TASK DIRECTIONS →
Which lines hold the word "Center"? Show each of them.

PROVIDED RECORDS →
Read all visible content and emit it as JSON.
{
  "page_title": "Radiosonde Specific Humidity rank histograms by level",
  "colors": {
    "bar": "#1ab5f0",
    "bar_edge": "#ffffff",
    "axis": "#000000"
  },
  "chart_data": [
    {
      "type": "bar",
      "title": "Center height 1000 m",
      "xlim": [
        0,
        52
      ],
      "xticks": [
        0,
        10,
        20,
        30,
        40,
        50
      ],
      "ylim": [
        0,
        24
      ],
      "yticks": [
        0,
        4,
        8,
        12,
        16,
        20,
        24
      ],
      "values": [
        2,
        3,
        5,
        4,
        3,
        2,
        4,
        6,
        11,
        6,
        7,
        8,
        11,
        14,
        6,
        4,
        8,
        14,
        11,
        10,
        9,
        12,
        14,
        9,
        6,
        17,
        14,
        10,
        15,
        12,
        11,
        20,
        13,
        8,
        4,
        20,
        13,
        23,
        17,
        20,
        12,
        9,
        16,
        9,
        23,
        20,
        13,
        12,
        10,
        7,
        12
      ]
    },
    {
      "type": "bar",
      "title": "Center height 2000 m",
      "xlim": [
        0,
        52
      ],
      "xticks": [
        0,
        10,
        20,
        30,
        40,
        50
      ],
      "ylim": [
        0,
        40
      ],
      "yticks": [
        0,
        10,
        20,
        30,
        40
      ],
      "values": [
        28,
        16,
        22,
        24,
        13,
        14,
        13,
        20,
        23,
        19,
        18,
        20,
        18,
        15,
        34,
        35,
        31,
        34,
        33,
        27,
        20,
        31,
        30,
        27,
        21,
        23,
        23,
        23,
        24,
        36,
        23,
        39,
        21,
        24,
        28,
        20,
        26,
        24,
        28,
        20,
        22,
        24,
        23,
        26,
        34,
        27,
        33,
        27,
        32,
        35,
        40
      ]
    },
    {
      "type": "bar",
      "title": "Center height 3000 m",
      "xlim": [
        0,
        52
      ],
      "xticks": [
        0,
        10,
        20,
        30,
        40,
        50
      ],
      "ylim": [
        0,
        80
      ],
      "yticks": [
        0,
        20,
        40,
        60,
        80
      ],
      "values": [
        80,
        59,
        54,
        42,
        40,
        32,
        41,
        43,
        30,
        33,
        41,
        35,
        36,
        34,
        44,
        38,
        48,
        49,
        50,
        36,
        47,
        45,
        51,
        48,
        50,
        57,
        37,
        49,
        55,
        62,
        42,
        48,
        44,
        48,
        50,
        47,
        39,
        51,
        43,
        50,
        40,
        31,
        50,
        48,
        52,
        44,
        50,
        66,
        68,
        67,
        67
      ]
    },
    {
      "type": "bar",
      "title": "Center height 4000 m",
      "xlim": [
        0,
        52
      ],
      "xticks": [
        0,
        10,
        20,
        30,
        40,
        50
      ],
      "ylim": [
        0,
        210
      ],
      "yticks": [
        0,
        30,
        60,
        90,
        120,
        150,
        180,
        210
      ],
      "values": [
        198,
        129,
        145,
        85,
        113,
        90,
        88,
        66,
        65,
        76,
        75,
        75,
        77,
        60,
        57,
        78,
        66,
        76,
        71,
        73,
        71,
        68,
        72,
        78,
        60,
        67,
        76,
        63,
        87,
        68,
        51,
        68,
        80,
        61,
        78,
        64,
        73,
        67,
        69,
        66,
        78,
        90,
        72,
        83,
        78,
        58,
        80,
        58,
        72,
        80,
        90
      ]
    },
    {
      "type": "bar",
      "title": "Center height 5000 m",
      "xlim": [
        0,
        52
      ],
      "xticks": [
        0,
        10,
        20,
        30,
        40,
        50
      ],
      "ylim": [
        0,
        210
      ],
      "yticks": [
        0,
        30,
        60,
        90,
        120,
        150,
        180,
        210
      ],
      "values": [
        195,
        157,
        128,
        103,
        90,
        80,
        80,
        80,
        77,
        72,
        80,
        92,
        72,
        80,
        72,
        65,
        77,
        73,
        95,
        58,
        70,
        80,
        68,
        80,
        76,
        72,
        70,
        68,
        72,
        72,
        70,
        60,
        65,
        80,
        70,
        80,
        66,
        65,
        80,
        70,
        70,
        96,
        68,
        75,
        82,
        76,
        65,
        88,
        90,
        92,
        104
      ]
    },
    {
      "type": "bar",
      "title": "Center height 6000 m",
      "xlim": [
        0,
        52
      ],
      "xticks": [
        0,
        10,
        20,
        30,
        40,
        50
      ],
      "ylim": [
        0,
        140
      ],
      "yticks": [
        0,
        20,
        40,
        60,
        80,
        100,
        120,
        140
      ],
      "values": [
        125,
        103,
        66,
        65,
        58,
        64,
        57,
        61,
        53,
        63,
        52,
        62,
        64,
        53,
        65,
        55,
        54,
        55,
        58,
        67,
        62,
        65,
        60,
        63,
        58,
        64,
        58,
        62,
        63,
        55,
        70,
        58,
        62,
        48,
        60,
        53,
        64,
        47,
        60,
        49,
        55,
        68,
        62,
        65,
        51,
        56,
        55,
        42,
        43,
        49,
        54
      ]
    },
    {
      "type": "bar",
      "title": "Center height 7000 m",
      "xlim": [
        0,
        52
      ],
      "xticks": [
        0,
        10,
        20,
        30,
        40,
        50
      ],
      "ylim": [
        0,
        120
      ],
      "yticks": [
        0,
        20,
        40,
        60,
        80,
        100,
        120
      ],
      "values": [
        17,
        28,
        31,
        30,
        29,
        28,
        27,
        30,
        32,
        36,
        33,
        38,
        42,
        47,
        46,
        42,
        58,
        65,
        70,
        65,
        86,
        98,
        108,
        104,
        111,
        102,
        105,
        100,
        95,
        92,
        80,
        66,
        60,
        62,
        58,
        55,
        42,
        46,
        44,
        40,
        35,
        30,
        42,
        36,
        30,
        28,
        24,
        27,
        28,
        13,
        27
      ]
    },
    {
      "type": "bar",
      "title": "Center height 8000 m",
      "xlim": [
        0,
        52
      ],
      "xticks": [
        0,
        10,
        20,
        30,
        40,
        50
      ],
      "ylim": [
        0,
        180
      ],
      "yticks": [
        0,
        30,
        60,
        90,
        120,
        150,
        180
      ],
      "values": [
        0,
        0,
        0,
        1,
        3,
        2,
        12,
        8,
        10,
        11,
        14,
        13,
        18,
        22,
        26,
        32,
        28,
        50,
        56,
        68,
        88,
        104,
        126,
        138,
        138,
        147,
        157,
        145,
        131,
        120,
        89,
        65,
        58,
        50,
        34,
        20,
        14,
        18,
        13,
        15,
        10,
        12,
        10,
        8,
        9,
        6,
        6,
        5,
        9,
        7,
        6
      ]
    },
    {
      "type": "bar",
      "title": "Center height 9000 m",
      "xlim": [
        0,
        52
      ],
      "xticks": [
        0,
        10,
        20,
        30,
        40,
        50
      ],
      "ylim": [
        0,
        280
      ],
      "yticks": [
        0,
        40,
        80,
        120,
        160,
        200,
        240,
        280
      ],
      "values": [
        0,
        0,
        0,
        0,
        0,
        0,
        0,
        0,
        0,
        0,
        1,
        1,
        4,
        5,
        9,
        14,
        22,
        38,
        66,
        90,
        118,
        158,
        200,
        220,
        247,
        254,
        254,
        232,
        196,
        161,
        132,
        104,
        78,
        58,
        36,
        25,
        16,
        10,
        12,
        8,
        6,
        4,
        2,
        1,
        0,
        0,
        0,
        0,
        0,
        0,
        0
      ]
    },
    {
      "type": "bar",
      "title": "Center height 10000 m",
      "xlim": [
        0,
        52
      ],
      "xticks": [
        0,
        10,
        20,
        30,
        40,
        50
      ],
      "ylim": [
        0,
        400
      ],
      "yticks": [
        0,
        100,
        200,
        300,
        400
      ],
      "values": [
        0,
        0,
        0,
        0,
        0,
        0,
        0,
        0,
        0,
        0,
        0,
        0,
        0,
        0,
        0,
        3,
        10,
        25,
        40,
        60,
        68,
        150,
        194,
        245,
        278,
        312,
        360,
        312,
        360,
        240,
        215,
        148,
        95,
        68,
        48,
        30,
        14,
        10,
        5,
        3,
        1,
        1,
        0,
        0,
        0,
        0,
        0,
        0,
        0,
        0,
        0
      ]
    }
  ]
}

WRITTEN SOLUTION →
      "title": "Center height 1000 m",
      "title": "Center height 2000 m",
      "title": "Center height 3000 m",
      "title": "Center height 4000 m",
      "title": "Center height 5000 m",
      "title": "Center height 6000 m",
      "title": "Center height 7000 m",
      "title": "Center height 8000 m",
      "title": "Center height 9000 m",
      "title": "Center height 10000 m",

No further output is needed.